### Work instructions:
Write out every line below that includes the word "Handle".

### Exercise materials:
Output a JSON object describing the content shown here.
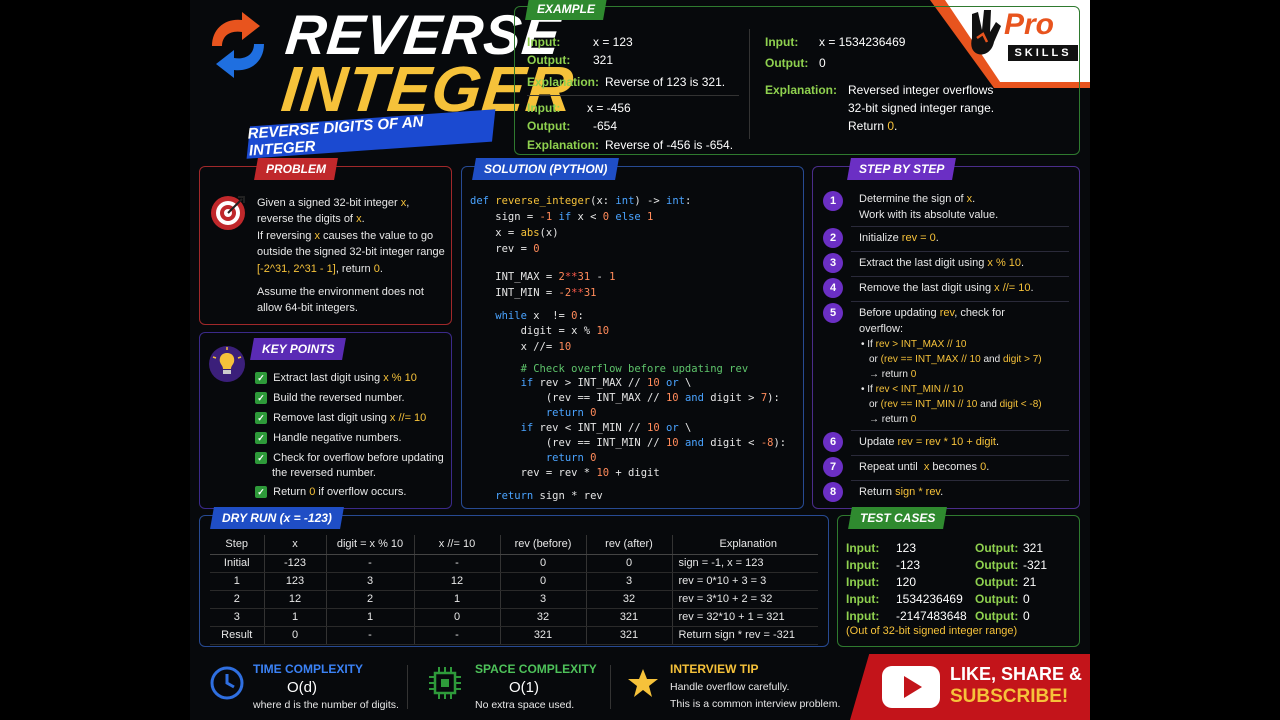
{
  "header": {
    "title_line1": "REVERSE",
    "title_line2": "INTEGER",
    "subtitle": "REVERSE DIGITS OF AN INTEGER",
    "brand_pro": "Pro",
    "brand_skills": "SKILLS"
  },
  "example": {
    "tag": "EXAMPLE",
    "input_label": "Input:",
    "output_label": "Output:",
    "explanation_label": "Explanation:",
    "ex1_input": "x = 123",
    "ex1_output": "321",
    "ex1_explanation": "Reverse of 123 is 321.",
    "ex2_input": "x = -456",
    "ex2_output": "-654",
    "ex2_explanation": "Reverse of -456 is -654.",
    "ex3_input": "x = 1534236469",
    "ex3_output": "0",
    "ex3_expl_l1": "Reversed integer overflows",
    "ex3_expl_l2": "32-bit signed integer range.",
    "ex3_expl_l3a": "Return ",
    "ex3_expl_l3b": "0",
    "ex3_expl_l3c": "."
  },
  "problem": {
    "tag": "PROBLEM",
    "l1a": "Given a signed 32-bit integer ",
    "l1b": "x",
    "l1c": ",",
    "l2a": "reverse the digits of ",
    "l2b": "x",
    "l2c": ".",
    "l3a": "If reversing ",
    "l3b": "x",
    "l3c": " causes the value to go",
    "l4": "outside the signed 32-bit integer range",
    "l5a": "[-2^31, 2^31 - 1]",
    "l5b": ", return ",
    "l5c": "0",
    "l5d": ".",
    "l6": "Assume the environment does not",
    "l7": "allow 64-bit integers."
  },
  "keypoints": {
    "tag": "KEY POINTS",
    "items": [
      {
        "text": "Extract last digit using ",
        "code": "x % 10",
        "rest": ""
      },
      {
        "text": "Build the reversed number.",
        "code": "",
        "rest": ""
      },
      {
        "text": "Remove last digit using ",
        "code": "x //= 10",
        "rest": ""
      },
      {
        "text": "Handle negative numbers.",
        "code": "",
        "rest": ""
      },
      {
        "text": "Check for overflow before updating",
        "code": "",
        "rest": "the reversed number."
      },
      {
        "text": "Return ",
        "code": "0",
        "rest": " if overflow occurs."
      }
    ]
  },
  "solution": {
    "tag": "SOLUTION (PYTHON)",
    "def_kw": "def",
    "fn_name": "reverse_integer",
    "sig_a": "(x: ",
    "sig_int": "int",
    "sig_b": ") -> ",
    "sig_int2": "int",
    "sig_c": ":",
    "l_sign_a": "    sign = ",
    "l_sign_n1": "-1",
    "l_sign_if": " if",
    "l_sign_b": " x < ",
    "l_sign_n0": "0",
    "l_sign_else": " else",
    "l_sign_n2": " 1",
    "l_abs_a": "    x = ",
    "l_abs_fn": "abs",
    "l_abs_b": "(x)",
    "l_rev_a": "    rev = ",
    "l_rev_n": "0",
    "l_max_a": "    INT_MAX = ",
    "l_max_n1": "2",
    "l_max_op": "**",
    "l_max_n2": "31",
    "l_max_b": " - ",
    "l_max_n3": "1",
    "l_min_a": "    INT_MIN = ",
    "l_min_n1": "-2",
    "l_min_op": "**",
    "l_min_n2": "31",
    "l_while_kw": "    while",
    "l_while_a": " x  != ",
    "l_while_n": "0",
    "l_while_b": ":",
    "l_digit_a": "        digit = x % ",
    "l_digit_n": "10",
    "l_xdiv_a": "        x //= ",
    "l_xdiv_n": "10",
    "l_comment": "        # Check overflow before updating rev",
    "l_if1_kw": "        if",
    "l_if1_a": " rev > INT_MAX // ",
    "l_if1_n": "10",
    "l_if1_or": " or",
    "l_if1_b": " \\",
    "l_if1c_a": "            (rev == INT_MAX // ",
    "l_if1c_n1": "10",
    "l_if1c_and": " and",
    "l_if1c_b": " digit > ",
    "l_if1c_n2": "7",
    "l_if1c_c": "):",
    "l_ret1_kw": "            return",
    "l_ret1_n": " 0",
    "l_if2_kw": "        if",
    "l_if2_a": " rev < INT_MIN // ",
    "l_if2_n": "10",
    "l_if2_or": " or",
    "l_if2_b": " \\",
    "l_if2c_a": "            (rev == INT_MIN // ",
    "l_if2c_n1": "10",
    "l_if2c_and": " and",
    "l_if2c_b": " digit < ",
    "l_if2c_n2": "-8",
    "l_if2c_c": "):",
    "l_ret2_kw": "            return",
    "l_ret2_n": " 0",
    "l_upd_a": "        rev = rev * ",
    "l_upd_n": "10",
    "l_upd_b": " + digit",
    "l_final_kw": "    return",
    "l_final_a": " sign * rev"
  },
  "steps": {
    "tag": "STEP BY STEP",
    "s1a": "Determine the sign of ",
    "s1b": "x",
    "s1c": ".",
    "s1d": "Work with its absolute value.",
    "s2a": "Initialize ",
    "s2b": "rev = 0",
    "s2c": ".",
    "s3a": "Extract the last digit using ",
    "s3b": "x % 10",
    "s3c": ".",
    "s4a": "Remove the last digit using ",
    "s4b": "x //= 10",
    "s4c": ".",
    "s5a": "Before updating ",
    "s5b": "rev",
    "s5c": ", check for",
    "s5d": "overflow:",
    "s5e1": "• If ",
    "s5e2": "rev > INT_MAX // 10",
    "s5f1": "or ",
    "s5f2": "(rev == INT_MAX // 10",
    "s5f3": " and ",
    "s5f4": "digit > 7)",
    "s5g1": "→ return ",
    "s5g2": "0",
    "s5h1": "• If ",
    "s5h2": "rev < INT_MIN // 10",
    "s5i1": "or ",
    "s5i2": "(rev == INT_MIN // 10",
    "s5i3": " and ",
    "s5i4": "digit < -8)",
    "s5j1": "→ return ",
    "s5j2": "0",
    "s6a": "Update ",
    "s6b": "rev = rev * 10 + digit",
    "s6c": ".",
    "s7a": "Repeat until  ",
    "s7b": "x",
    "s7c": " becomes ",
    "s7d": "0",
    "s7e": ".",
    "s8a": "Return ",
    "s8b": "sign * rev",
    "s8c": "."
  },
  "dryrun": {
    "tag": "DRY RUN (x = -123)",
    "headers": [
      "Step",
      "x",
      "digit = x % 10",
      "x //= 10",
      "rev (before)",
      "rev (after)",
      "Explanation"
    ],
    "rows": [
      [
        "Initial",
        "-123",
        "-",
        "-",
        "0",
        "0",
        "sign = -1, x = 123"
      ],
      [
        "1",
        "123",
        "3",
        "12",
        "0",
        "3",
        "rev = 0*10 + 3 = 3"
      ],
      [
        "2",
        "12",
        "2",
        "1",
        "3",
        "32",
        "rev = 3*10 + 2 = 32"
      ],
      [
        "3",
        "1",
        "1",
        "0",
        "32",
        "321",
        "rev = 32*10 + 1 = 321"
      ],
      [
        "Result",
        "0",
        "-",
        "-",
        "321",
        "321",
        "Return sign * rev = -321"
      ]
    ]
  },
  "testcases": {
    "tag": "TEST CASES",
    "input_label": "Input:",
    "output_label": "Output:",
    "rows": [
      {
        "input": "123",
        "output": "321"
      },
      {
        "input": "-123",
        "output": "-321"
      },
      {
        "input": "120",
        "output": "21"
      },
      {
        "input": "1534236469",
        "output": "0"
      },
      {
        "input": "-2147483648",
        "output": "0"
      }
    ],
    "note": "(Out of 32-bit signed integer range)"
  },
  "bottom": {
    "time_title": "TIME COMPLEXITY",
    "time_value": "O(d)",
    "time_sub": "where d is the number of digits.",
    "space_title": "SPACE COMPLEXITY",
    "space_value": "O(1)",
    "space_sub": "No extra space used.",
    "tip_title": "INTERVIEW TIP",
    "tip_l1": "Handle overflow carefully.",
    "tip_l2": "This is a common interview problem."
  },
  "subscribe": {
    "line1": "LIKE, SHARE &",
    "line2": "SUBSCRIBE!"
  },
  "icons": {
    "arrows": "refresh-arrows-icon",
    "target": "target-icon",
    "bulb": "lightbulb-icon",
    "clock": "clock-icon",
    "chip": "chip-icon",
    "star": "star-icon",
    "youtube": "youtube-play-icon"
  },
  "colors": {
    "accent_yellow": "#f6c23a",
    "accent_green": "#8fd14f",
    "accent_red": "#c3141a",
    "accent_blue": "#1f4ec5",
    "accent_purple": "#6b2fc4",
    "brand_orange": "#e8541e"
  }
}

### Reply to the exercise:
        "text": "Handle negative numbers.",
    "tip_l1": "Handle overflow carefully.",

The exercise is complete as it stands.